• [WHAT YOU ARE ASKED TO DO] In the records that follow, show each line where the word "NAZWA" is present.
▼
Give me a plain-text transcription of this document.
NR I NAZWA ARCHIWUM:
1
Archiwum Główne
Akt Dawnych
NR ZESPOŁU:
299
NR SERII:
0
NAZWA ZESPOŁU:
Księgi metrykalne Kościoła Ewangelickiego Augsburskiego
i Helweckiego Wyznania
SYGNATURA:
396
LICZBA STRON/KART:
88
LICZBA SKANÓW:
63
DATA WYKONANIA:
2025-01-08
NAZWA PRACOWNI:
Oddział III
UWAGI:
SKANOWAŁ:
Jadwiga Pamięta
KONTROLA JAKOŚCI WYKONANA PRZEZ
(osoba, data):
▲
• [ANSWER TO THIS EXERCISE]
NR I NAZWA ARCHIWUM:
NAZWA ZESPOŁU:
NAZWA PRACOWNI:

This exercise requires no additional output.